REQUEST:
Write the count of lines that contain the word "color" and nothing else.

ITEMS:
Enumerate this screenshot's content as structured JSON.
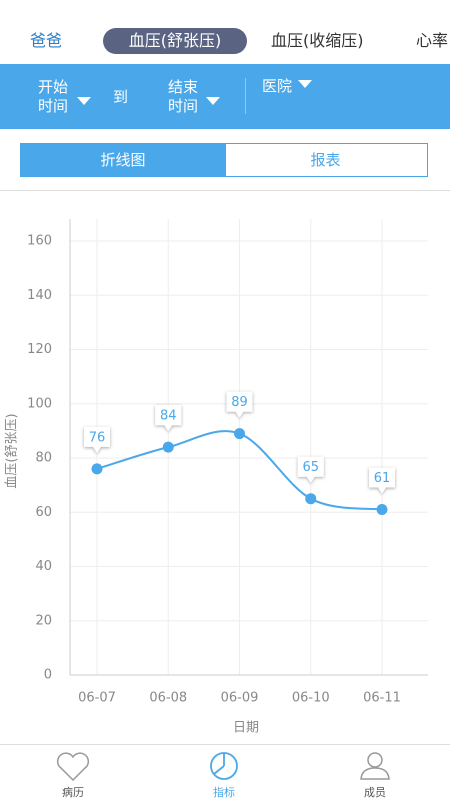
{
  "top_tabs": [
    "爸爸",
    "血压(舒张压)",
    "血压(收缩压)",
    "心率"
  ],
  "filters": {
    "start": "开始时间",
    "to": "到",
    "end": "结束时间",
    "hospital": "医院"
  },
  "view_tabs": [
    "折线图",
    "报表"
  ],
  "chart_data": {
    "type": "line",
    "x_label": "日期",
    "y_label": "血压(舒张压)",
    "categories": [
      "06-07",
      "06-08",
      "06-09",
      "06-10",
      "06-11"
    ],
    "values": [
      76,
      84,
      89,
      65,
      61
    ],
    "color": "#4aa8ea",
    "ylim": [
      0,
      160
    ],
    "yticks": [
      0,
      20,
      40,
      60,
      80,
      100,
      120,
      140,
      160
    ],
    "grid": true
  },
  "nav": [
    "病历",
    "指标",
    "成员"
  ]
}
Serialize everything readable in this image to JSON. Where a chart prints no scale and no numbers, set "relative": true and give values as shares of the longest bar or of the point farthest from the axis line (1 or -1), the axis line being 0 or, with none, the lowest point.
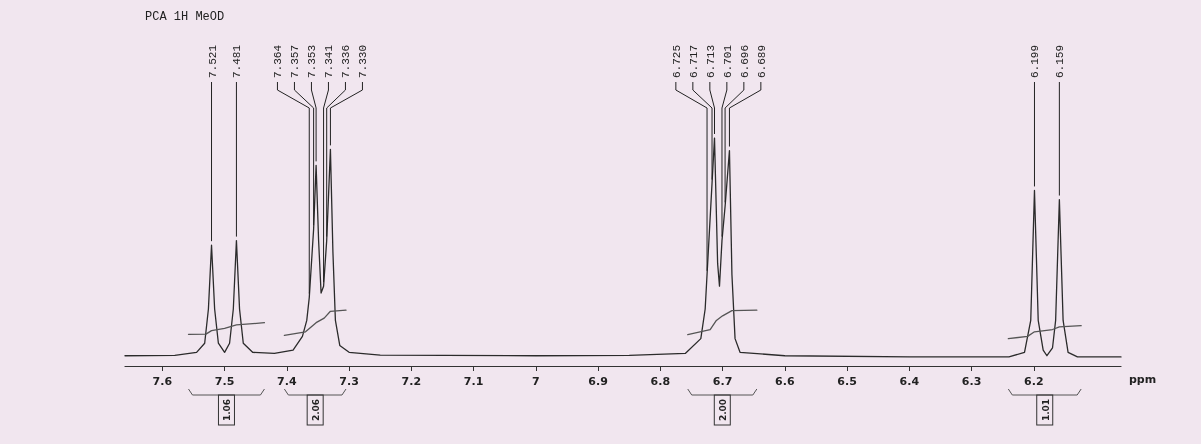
{
  "chart_data": {
    "type": "line",
    "title": "PCA 1H MeOD",
    "xlabel": "ppm",
    "relative": true,
    "marker": "none",
    "x": [
      7.66,
      7.58,
      7.545,
      7.532,
      7.526,
      7.521,
      7.516,
      7.51,
      7.5,
      7.492,
      7.486,
      7.481,
      7.476,
      7.47,
      7.455,
      7.42,
      7.39,
      7.375,
      7.368,
      7.364,
      7.357,
      7.353,
      7.349,
      7.345,
      7.341,
      7.336,
      7.33,
      7.326,
      7.322,
      7.315,
      7.3,
      7.25,
      7.0,
      6.85,
      6.76,
      6.735,
      6.728,
      6.725,
      6.717,
      6.713,
      6.708,
      6.705,
      6.701,
      6.696,
      6.689,
      6.685,
      6.68,
      6.672,
      6.6,
      6.4,
      6.24,
      6.215,
      6.205,
      6.199,
      6.193,
      6.185,
      6.179,
      6.17,
      6.165,
      6.159,
      6.153,
      6.145,
      6.13,
      6.06
    ],
    "series": [
      {
        "color": "#2b2b2b",
        "values": [
          0.045,
          0.047,
          0.06,
          0.1,
          0.25,
          0.53,
          0.25,
          0.1,
          0.06,
          0.1,
          0.25,
          0.55,
          0.25,
          0.1,
          0.06,
          0.055,
          0.07,
          0.13,
          0.2,
          0.3,
          0.6,
          0.88,
          0.55,
          0.32,
          0.35,
          0.55,
          0.95,
          0.5,
          0.2,
          0.09,
          0.06,
          0.048,
          0.045,
          0.047,
          0.055,
          0.12,
          0.25,
          0.4,
          0.8,
          1,
          0.45,
          0.35,
          0.55,
          0.7,
          0.945,
          0.4,
          0.12,
          0.06,
          0.045,
          0.04,
          0.04,
          0.06,
          0.2,
          0.77,
          0.2,
          0.07,
          0.045,
          0.08,
          0.2,
          0.73,
          0.2,
          0.06,
          0.04,
          0.04
        ]
      },
      {
        "color": "#555555",
        "x": [
          7.558,
          7.53,
          7.521,
          7.5,
          7.481,
          7.436,
          7.42,
          7.404,
          7.37,
          7.353,
          7.34,
          7.33,
          7.305,
          6.9,
          6.756,
          6.72,
          6.71,
          6.7,
          6.685,
          6.645,
          6.4,
          6.241,
          6.21,
          6.199,
          6.17,
          6.159,
          6.124
        ],
        "values": [
          0.139,
          0.14,
          0.155,
          0.165,
          0.18,
          0.19,
          null,
          0.134,
          0.15,
          0.19,
          0.21,
          0.24,
          0.245,
          null,
          0.138,
          0.16,
          0.2,
          0.22,
          0.243,
          0.245,
          null,
          0.12,
          0.13,
          0.15,
          0.16,
          0.172,
          0.177
        ]
      }
    ],
    "xlim": [
      7.66,
      6.06
    ],
    "xticks": [
      7.6,
      7.5,
      7.4,
      7.3,
      7.2,
      7.1,
      7.0,
      6.9,
      6.8,
      6.7,
      6.6,
      6.5,
      6.4,
      6.3,
      6.2
    ],
    "annotations": [
      {
        "text": "7.521",
        "x": 7.521,
        "y": 0.53
      },
      {
        "text": "7.481",
        "x": 7.481,
        "y": 0.55
      },
      {
        "text": "7.364",
        "x": 7.364,
        "y": 0.3
      },
      {
        "text": "7.357",
        "x": 7.357,
        "y": 0.6
      },
      {
        "text": "7.353",
        "x": 7.353,
        "y": 0.88
      },
      {
        "text": "7.341",
        "x": 7.341,
        "y": 0.35
      },
      {
        "text": "7.336",
        "x": 7.336,
        "y": 0.55
      },
      {
        "text": "7.330",
        "x": 7.33,
        "y": 0.95
      },
      {
        "text": "6.725",
        "x": 6.725,
        "y": 0.4
      },
      {
        "text": "6.717",
        "x": 6.717,
        "y": 0.8
      },
      {
        "text": "6.713",
        "x": 6.713,
        "y": 1
      },
      {
        "text": "6.701",
        "x": 6.701,
        "y": 0.55
      },
      {
        "text": "6.696",
        "x": 6.696,
        "y": 0.7
      },
      {
        "text": "6.689",
        "x": 6.689,
        "y": 0.945
      },
      {
        "text": "6.199",
        "x": 6.199,
        "y": 0.77
      },
      {
        "text": "6.159",
        "x": 6.159,
        "y": 0.73
      },
      "1.06",
      "2.06",
      "2.00",
      "1.01"
    ]
  }
}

ANSWER:
3